Data items:
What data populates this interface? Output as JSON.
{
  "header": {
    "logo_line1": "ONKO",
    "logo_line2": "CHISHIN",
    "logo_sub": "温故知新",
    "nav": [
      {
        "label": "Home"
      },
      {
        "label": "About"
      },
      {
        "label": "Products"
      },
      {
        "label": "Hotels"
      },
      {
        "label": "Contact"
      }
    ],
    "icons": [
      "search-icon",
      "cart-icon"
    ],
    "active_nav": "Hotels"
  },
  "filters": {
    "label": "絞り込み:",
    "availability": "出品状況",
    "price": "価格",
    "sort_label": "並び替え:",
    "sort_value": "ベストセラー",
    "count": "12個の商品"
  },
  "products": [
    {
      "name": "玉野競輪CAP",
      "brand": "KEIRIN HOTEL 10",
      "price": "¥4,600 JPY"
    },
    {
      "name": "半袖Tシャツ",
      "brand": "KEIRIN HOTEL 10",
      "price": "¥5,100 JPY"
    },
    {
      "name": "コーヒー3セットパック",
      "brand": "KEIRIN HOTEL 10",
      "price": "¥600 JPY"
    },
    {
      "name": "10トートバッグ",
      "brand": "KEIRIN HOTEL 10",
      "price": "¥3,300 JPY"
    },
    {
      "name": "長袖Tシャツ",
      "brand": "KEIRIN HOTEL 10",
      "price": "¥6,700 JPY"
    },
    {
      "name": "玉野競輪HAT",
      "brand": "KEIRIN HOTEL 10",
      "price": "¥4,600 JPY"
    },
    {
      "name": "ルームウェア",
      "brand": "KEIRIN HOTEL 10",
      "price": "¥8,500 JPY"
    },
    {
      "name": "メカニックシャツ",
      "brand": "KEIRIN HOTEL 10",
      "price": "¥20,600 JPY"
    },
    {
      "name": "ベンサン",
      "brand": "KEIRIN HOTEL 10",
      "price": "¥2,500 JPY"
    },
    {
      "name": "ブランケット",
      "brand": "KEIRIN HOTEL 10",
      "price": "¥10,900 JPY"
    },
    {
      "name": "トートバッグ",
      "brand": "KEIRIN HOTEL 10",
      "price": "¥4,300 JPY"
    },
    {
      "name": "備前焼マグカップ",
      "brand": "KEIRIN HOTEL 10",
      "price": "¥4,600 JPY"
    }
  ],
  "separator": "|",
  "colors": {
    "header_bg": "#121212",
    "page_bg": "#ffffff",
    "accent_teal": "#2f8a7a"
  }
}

Task to carry out:
Give the complete listing a second time, exactly as it reads.

The reply:
What data populates this interface? Output as JSON.
{
  "header": {
    "logo_line1": "ONKO",
    "logo_line2": "CHISHIN",
    "logo_sub": "温故知新",
    "nav": [
      {
        "label": "Home"
      },
      {
        "label": "About"
      },
      {
        "label": "Products"
      },
      {
        "label": "Hotels"
      },
      {
        "label": "Contact"
      }
    ],
    "icons": [
      "search-icon",
      "cart-icon"
    ],
    "active_nav": "Hotels"
  },
  "filters": {
    "label": "絞り込み:",
    "availability": "出品状況",
    "price": "価格",
    "sort_label": "並び替え:",
    "sort_value": "ベストセラー",
    "count": "12個の商品"
  },
  "products": [
    {
      "name": "玉野競輪CAP",
      "brand": "KEIRIN HOTEL 10",
      "price": "¥4,600 JPY"
    },
    {
      "name": "半袖Tシャツ",
      "brand": "KEIRIN HOTEL 10",
      "price": "¥5,100 JPY"
    },
    {
      "name": "コーヒー3セットパック",
      "brand": "KEIRIN HOTEL 10",
      "price": "¥600 JPY"
    },
    {
      "name": "10トートバッグ",
      "brand": "KEIRIN HOTEL 10",
      "price": "¥3,300 JPY"
    },
    {
      "name": "長袖Tシャツ",
      "brand": "KEIRIN HOTEL 10",
      "price": "¥6,700 JPY"
    },
    {
      "name": "玉野競輪HAT",
      "brand": "KEIRIN HOTEL 10",
      "price": "¥4,600 JPY"
    },
    {
      "name": "ルームウェア",
      "brand": "KEIRIN HOTEL 10",
      "price": "¥8,500 JPY"
    },
    {
      "name": "メカニックシャツ",
      "brand": "KEIRIN HOTEL 10",
      "price": "¥20,600 JPY"
    },
    {
      "name": "ベンサン",
      "brand": "KEIRIN HOTEL 10",
      "price": "¥2,500 JPY"
    },
    {
      "name": "ブランケット",
      "brand": "KEIRIN HOTEL 10",
      "price": "¥10,900 JPY"
    },
    {
      "name": "トートバッグ",
      "brand": "KEIRIN HOTEL 10",
      "price": "¥4,300 JPY"
    },
    {
      "name": "備前焼マグカップ",
      "brand": "KEIRIN HOTEL 10",
      "price": "¥4,600 JPY"
    }
  ],
  "separator": "|",
  "colors": {
    "header_bg": "#121212",
    "page_bg": "#ffffff",
    "accent_teal": "#2f8a7a"
  }
}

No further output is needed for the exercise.